* Begin MATERIAL FOR THE TASK *
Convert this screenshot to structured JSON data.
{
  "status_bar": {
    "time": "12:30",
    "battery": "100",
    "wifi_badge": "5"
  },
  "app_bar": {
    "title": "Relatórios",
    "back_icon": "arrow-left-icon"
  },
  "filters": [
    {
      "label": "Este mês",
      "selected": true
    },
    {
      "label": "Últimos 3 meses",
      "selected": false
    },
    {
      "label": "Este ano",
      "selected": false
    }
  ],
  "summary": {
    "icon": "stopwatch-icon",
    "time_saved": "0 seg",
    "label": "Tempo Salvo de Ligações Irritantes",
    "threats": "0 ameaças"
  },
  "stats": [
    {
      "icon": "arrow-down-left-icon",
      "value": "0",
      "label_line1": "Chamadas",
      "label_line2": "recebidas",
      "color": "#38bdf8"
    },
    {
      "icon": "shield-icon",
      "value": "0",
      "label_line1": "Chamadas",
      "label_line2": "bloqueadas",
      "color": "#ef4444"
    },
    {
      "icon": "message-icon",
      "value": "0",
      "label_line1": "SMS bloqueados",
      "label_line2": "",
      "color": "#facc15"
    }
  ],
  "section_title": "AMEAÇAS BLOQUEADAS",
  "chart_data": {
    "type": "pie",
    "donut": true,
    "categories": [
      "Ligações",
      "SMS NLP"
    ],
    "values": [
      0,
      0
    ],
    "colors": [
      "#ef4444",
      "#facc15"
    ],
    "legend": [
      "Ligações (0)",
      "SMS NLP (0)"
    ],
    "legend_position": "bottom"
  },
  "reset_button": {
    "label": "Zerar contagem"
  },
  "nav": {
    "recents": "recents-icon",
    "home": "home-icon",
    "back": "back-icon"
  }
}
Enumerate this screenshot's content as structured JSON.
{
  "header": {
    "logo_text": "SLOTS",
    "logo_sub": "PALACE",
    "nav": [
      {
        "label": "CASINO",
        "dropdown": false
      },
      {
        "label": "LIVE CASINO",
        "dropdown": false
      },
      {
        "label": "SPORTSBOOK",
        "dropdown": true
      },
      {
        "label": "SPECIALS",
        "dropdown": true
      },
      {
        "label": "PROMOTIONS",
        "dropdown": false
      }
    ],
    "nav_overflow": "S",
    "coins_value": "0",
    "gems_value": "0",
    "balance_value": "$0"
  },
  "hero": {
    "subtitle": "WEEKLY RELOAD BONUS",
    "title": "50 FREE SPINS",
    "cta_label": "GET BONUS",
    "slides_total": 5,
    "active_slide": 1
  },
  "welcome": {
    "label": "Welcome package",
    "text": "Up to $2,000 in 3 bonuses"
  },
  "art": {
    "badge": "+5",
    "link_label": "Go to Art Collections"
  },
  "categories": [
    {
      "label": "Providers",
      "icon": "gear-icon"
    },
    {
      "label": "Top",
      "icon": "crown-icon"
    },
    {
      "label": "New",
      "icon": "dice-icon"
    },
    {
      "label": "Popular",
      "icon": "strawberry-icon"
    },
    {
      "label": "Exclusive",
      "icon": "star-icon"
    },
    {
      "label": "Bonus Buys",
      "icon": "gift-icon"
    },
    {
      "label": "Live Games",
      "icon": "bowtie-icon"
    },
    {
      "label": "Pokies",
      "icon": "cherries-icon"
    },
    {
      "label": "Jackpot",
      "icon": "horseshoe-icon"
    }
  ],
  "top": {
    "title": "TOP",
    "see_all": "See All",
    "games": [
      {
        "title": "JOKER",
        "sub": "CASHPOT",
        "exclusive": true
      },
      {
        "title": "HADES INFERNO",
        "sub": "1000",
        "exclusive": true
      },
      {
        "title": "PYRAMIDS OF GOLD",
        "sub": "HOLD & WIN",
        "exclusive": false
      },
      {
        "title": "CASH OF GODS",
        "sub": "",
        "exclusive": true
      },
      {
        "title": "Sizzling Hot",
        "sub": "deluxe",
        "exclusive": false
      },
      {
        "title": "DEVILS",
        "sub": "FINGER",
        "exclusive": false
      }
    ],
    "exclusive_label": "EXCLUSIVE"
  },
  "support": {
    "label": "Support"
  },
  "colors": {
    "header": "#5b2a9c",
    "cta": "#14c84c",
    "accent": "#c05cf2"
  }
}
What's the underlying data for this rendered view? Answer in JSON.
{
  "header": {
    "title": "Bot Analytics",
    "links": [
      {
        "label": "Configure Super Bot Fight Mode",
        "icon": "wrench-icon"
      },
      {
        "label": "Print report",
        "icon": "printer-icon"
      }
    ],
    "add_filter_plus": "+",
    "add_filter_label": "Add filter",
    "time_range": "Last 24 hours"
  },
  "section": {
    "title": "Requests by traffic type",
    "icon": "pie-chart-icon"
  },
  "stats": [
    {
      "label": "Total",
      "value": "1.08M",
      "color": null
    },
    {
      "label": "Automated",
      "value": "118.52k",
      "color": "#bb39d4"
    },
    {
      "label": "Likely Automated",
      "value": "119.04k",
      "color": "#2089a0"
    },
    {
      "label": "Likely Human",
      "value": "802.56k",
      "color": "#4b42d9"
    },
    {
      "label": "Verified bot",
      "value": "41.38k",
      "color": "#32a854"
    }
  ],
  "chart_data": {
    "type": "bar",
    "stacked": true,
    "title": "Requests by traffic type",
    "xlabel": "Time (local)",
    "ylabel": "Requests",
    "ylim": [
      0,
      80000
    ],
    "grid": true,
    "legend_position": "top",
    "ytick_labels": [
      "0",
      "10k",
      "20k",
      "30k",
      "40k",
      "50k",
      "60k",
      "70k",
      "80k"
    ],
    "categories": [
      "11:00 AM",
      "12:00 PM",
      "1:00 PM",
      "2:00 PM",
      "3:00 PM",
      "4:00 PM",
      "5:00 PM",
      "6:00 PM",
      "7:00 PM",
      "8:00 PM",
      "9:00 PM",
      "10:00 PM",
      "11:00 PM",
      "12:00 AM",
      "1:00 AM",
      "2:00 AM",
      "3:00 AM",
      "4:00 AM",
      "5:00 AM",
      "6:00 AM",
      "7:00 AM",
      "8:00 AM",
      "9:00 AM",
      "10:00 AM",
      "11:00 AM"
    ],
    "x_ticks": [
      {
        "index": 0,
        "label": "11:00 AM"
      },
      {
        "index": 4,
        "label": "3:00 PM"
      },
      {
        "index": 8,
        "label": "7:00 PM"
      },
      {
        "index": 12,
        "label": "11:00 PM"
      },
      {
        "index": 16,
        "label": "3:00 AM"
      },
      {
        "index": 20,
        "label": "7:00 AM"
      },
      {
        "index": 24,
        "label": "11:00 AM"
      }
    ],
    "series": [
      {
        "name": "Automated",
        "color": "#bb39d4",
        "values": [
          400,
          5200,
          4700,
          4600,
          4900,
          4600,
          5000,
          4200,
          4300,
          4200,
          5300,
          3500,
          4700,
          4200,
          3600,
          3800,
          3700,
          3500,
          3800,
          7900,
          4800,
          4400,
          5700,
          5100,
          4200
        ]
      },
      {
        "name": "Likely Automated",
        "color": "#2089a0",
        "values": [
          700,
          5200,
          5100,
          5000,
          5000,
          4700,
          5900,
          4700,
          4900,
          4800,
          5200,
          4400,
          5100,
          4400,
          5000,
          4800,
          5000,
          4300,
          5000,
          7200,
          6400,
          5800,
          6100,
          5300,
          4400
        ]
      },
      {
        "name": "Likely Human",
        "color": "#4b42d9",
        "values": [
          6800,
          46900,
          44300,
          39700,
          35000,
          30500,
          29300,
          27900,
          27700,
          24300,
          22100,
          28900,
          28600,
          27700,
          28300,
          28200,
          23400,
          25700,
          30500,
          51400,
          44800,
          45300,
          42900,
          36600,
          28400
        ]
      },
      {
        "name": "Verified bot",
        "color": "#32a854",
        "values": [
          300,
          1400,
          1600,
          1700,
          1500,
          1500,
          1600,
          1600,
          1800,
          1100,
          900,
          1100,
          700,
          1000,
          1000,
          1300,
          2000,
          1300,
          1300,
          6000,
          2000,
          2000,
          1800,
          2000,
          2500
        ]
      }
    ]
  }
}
* End MATERIAL FOR THE TASK *
TASK OBJECTIVE -
Return all lines containing the word "arrow".

RESPONSE TO THE TASK -
    "back_icon": "arrow-left-icon"
      "icon": "arrow-down-left-icon",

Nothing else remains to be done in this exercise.